To be done >> Select every line holding the word "JSON" and copy it.

(Records that describe figures)
++++++++++++++++++++

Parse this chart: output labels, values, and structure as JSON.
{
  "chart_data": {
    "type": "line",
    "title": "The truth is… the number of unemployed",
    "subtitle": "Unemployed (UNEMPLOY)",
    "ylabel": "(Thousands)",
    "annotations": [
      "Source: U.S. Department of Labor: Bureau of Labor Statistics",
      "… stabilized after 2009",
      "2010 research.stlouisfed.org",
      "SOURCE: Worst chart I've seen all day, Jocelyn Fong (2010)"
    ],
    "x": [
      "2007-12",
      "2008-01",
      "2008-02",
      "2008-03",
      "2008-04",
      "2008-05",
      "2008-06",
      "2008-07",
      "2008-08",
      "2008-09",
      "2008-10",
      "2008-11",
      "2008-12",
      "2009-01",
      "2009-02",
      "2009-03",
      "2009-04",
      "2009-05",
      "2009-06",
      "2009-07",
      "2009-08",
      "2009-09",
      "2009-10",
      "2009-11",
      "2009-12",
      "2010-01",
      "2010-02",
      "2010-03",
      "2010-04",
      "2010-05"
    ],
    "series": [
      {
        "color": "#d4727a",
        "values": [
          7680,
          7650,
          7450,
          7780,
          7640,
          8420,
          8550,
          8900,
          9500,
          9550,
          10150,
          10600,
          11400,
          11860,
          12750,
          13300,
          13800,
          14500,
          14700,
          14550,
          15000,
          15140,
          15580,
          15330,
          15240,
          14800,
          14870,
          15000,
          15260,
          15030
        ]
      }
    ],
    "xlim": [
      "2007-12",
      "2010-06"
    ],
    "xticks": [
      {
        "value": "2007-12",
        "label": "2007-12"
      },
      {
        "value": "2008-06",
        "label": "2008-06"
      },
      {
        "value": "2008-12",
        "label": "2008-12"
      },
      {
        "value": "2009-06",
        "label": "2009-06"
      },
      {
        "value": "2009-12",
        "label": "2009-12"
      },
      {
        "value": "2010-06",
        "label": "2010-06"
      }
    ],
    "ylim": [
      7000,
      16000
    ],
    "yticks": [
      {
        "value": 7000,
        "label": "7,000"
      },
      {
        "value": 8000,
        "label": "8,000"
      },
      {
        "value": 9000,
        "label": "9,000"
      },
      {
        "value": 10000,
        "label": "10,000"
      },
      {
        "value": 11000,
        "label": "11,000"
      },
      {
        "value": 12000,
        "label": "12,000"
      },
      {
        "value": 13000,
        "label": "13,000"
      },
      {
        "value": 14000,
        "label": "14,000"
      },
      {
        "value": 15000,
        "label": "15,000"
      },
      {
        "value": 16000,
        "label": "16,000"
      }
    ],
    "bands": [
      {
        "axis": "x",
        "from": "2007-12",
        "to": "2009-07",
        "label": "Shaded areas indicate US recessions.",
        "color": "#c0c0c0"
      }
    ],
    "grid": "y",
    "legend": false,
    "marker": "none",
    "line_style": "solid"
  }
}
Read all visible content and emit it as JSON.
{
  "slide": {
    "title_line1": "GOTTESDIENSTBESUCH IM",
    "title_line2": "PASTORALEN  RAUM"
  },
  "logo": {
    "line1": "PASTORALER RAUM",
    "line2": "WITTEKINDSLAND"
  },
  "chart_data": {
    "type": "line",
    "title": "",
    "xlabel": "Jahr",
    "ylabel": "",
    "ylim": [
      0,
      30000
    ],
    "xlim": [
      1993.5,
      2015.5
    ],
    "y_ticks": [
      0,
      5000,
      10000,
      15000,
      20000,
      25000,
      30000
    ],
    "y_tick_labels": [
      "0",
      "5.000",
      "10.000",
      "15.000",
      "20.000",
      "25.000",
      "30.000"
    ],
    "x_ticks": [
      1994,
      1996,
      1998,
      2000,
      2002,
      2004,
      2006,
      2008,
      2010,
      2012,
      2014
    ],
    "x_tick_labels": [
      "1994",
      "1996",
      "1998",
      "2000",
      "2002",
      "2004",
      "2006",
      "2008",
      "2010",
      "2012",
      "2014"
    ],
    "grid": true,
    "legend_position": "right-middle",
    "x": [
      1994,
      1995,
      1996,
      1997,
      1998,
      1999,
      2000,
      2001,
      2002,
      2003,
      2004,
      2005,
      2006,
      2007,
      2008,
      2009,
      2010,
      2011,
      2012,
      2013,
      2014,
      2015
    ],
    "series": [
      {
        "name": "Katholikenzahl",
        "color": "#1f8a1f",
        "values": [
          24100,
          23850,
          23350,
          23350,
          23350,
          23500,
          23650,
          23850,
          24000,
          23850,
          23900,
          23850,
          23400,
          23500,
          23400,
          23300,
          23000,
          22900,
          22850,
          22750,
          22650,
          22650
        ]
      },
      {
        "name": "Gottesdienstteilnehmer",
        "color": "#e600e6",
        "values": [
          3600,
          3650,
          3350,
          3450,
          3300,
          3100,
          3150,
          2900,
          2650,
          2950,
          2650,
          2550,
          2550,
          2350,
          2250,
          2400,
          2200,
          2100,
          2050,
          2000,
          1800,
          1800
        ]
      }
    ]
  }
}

++++++++++++++++++++

Written solution >>
Parse this chart: output labels, values, and structure as JSON.
Read all visible content and emit it as JSON.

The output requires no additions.